_The request_:
Repeat every line of the listing below, changing nothing.

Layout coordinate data
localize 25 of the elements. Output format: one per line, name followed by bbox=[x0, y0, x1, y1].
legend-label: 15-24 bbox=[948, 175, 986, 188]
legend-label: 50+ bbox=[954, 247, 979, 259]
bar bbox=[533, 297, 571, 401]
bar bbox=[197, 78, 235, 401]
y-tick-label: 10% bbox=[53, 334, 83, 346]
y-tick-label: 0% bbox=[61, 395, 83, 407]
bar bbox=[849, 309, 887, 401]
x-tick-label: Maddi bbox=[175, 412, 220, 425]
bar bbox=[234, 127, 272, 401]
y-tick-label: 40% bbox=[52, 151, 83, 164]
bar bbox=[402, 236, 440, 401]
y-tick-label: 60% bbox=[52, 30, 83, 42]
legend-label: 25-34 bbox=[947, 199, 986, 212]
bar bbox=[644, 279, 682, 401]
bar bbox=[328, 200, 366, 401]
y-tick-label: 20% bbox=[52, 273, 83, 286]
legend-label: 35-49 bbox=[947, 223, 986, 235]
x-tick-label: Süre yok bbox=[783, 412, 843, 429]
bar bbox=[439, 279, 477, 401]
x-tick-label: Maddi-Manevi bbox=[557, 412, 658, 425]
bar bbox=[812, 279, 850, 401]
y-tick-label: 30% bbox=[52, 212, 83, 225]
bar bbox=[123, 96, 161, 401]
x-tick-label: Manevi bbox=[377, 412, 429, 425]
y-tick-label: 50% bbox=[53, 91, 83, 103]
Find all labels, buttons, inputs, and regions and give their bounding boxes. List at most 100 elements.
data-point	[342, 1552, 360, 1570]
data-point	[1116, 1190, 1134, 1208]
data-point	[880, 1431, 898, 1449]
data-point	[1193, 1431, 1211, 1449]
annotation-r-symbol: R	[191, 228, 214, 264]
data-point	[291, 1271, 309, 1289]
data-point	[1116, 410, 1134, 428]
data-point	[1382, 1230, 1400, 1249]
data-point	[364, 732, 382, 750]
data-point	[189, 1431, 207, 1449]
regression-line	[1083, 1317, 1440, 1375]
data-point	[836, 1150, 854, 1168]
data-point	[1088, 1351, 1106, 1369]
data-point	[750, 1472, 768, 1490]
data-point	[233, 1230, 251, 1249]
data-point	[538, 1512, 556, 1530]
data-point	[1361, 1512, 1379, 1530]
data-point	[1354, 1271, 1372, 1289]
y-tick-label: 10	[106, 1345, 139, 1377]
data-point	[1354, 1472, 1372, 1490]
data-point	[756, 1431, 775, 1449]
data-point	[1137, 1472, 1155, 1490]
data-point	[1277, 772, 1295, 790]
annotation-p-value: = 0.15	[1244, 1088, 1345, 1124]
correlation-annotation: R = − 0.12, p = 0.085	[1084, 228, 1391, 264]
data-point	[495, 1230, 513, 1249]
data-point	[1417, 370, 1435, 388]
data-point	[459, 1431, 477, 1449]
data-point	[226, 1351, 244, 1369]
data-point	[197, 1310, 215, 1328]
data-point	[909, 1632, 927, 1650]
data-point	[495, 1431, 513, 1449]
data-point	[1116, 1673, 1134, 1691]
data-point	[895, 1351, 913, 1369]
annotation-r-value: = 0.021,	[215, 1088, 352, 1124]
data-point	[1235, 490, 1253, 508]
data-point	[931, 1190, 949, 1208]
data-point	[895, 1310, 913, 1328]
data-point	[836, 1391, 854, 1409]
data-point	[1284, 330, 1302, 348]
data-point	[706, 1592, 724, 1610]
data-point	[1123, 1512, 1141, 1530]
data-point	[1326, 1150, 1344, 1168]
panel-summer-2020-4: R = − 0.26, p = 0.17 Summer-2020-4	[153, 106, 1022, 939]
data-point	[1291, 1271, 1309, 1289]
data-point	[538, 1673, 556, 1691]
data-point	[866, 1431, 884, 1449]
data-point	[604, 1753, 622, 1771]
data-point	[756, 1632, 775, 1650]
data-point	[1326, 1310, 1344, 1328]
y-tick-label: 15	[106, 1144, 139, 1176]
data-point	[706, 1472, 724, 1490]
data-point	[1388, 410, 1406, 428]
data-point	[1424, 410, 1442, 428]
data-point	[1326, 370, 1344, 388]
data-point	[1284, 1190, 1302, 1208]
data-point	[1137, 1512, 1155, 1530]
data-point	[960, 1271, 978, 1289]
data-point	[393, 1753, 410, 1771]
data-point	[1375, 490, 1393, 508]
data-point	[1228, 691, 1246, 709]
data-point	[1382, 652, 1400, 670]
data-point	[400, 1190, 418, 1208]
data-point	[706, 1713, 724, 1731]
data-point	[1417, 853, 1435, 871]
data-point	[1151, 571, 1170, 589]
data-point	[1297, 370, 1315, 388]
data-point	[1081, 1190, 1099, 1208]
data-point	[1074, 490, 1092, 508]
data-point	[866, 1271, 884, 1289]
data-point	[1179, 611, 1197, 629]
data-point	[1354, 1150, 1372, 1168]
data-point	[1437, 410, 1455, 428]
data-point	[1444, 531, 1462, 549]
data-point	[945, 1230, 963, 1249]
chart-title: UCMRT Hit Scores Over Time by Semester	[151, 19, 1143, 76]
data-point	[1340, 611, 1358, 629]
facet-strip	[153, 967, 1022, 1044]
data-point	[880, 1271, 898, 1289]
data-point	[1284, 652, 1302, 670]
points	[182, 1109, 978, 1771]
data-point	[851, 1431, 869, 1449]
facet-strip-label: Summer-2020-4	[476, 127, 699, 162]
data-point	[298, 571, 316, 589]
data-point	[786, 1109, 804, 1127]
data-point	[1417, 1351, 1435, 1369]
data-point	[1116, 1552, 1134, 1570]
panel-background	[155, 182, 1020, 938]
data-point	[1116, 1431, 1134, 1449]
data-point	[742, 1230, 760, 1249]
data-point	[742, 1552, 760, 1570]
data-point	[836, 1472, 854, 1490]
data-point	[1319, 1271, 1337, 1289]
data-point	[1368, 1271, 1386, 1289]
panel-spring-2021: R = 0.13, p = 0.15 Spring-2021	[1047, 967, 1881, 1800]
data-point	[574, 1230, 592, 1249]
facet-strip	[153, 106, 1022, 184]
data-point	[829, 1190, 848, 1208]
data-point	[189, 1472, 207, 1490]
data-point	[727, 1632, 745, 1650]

_Solved exercise_:
localize 25 of the elements. Output format: one per line, name followed by bbox=[x0, y0, x1, y1].
legend-label: 15-24 bbox=[948, 175, 986, 188]
legend-label: 50+ bbox=[954, 247, 979, 259]
bar bbox=[533, 297, 571, 401]
bar bbox=[197, 78, 235, 401]
y-tick-label: 10% bbox=[53, 334, 83, 346]
y-tick-label: 0% bbox=[61, 395, 83, 407]
bar bbox=[849, 309, 887, 401]
x-tick-label: Maddi bbox=[175, 412, 220, 425]
bar bbox=[234, 127, 272, 401]
y-tick-label: 40% bbox=[52, 151, 83, 164]
bar bbox=[402, 236, 440, 401]
y-tick-label: 60% bbox=[52, 30, 83, 42]
legend-label: 25-34 bbox=[947, 199, 986, 212]
bar bbox=[644, 279, 682, 401]
bar bbox=[328, 200, 366, 401]
y-tick-label: 20% bbox=[52, 273, 83, 286]
legend-label: 35-49 bbox=[947, 223, 986, 235]
x-tick-label: Süre yok bbox=[783, 412, 843, 429]
bar bbox=[439, 279, 477, 401]
x-tick-label: Maddi-Manevi bbox=[557, 412, 658, 425]
bar bbox=[812, 279, 850, 401]
y-tick-label: 30% bbox=[52, 212, 83, 225]
bar bbox=[123, 96, 161, 401]
x-tick-label: Manevi bbox=[377, 412, 429, 425]
y-tick-label: 50% bbox=[53, 91, 83, 103]
Find all labels, buttons, inputs, and regions and give their bounding boxes. List at most 100 elements.
data-point	[342, 1552, 360, 1570]
data-point	[1116, 1190, 1134, 1208]
data-point	[880, 1431, 898, 1449]
data-point	[1193, 1431, 1211, 1449]
annotation-r-symbol: R	[191, 228, 214, 264]
data-point	[291, 1271, 309, 1289]
data-point	[1116, 410, 1134, 428]
data-point	[1382, 1230, 1400, 1249]
data-point	[364, 732, 382, 750]
data-point	[189, 1431, 207, 1449]
regression-line	[1083, 1317, 1440, 1375]
data-point	[836, 1150, 854, 1168]
data-point	[1088, 1351, 1106, 1369]
data-point	[750, 1472, 768, 1490]
data-point	[233, 1230, 251, 1249]
data-point	[538, 1512, 556, 1530]
data-point	[1361, 1512, 1379, 1530]
data-point	[1354, 1271, 1372, 1289]
y-tick-label: 10	[106, 1345, 139, 1377]
data-point	[1354, 1472, 1372, 1490]
data-point	[756, 1431, 775, 1449]
data-point	[1137, 1472, 1155, 1490]
data-point	[1277, 772, 1295, 790]
annotation-p-value: = 0.15	[1244, 1088, 1345, 1124]
correlation-annotation: R = − 0.12, p = 0.085	[1084, 228, 1391, 264]
data-point	[495, 1230, 513, 1249]
data-point	[1417, 370, 1435, 388]
data-point	[459, 1431, 477, 1449]
data-point	[226, 1351, 244, 1369]
data-point	[197, 1310, 215, 1328]
data-point	[909, 1632, 927, 1650]
data-point	[495, 1431, 513, 1449]
data-point	[1116, 1673, 1134, 1691]
data-point	[895, 1351, 913, 1369]
annotation-r-value: = 0.021,	[215, 1088, 352, 1124]
data-point	[1235, 490, 1253, 508]
data-point	[931, 1190, 949, 1208]
data-point	[895, 1310, 913, 1328]
data-point	[836, 1391, 854, 1409]
data-point	[1284, 330, 1302, 348]
data-point	[706, 1592, 724, 1610]
data-point	[1123, 1512, 1141, 1530]
data-point	[1326, 1150, 1344, 1168]
panel-summer-2020-4: R = − 0.26, p = 0.17 Summer-2020-4	[153, 106, 1022, 939]
data-point	[1291, 1271, 1309, 1289]
data-point	[538, 1673, 556, 1691]
data-point	[866, 1431, 884, 1449]
data-point	[604, 1753, 622, 1771]
data-point	[756, 1632, 775, 1650]
data-point	[1326, 1310, 1344, 1328]
y-tick-label: 15	[106, 1144, 139, 1176]
data-point	[706, 1472, 724, 1490]
data-point	[1388, 410, 1406, 428]
data-point	[1424, 410, 1442, 428]
data-point	[1326, 370, 1344, 388]
data-point	[1284, 1190, 1302, 1208]
data-point	[1137, 1512, 1155, 1530]
data-point	[960, 1271, 978, 1289]
data-point	[393, 1753, 410, 1771]
data-point	[1375, 490, 1393, 508]
data-point	[1228, 691, 1246, 709]
data-point	[1382, 652, 1400, 670]
data-point	[400, 1190, 418, 1208]
data-point	[706, 1713, 724, 1731]
data-point	[1417, 853, 1435, 871]
data-point	[1151, 571, 1170, 589]
data-point	[1297, 370, 1315, 388]
data-point	[1081, 1190, 1099, 1208]
data-point	[1074, 490, 1092, 508]
data-point	[866, 1271, 884, 1289]
data-point	[1179, 611, 1197, 629]
data-point	[1354, 1150, 1372, 1168]
data-point	[1437, 410, 1455, 428]
data-point	[1444, 531, 1462, 549]
data-point	[945, 1230, 963, 1249]
chart-title: UCMRT Hit Scores Over Time by Semester	[151, 19, 1143, 76]
data-point	[1340, 611, 1358, 629]
facet-strip	[153, 967, 1022, 1044]
data-point	[880, 1271, 898, 1289]
data-point	[1284, 652, 1302, 670]
points	[182, 1109, 978, 1771]
data-point	[851, 1431, 869, 1449]
facet-strip-label: Summer-2020-4	[476, 127, 699, 162]
data-point	[298, 571, 316, 589]
data-point	[786, 1109, 804, 1127]
data-point	[1417, 1351, 1435, 1369]
data-point	[1116, 1552, 1134, 1570]
panel-background	[155, 182, 1020, 938]
data-point	[1116, 1431, 1134, 1449]
data-point	[742, 1230, 760, 1249]
data-point	[742, 1552, 760, 1570]
data-point	[836, 1472, 854, 1490]
data-point	[1319, 1271, 1337, 1289]
data-point	[1368, 1271, 1386, 1289]
panel-spring-2021: R = 0.13, p = 0.15 Spring-2021	[1047, 967, 1881, 1800]
data-point	[574, 1230, 592, 1249]
facet-strip	[153, 106, 1022, 184]
data-point	[829, 1190, 848, 1208]
data-point	[189, 1472, 207, 1490]
data-point	[727, 1632, 745, 1650]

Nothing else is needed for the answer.